■ Given exercise ■
Look through the entries below and extract exactly the lines from the one containing "What data populates" through the one containing "Enumerate this screenshot's", ends included.

* * * * * * *

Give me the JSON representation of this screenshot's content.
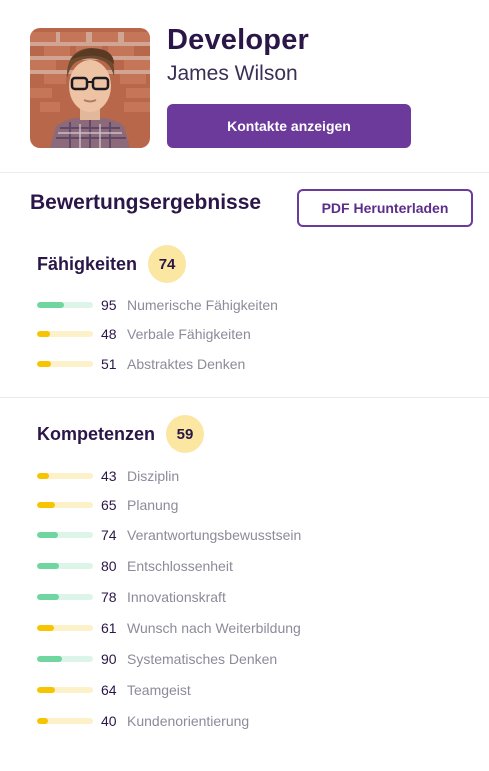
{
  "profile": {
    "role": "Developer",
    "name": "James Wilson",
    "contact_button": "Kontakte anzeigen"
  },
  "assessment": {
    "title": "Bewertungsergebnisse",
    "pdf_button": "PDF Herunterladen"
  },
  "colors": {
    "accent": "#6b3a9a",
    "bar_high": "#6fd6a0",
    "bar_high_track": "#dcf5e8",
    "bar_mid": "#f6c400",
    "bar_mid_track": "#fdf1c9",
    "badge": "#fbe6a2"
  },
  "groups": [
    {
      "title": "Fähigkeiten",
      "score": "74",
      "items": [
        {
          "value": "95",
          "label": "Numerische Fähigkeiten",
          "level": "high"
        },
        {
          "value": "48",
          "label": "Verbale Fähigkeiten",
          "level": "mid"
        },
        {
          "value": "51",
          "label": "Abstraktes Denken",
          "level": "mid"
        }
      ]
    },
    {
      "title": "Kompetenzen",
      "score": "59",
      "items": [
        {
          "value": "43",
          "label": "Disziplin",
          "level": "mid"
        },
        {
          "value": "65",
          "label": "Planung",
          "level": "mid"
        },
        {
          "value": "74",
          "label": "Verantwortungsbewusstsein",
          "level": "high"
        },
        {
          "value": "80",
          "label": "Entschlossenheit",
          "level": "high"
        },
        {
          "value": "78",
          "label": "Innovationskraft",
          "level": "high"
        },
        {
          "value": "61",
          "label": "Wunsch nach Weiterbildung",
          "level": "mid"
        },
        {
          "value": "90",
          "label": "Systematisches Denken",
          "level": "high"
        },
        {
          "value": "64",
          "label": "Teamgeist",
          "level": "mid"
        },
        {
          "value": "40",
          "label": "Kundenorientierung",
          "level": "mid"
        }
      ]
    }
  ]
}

* * * * * * *

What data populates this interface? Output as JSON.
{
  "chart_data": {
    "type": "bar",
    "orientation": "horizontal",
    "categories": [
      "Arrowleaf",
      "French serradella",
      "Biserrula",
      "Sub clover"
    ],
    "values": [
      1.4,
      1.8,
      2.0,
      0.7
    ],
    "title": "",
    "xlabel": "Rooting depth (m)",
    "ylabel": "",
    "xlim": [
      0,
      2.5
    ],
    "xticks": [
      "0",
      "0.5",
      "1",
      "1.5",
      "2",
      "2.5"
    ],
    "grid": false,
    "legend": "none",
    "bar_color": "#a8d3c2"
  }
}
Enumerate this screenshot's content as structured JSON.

* * * * * * *

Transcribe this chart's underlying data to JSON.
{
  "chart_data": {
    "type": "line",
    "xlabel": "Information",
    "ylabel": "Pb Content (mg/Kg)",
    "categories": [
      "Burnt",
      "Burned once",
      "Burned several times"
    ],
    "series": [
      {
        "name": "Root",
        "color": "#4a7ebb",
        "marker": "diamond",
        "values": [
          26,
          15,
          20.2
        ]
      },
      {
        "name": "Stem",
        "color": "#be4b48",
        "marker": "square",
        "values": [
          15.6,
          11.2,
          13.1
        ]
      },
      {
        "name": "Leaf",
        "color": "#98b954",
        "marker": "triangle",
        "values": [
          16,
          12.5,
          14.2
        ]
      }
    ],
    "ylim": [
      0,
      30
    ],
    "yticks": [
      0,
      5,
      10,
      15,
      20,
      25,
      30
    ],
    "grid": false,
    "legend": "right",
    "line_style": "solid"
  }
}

* * * * * * *

■ Full response ■
What data populates this interface? Output as JSON.
{
  "chart_data": {
    "type": "bar",
    "orientation": "horizontal",
    "categories": [
      "Arrowleaf",
      "French serradella",
      "Biserrula",
      "Sub clover"
    ],
    "values": [
      1.4,
      1.8,
      2.0,
      0.7
    ],
    "title": "",
    "xlabel": "Rooting depth (m)",
    "ylabel": "",
    "xlim": [
      0,
      2.5
    ],
    "xticks": [
      "0",
      "0.5",
      "1",
      "1.5",
      "2",
      "2.5"
    ],
    "grid": false,
    "legend": "none",
    "bar_color": "#a8d3c2"
  }
}
Enumerate this screenshot's content as structured JSON.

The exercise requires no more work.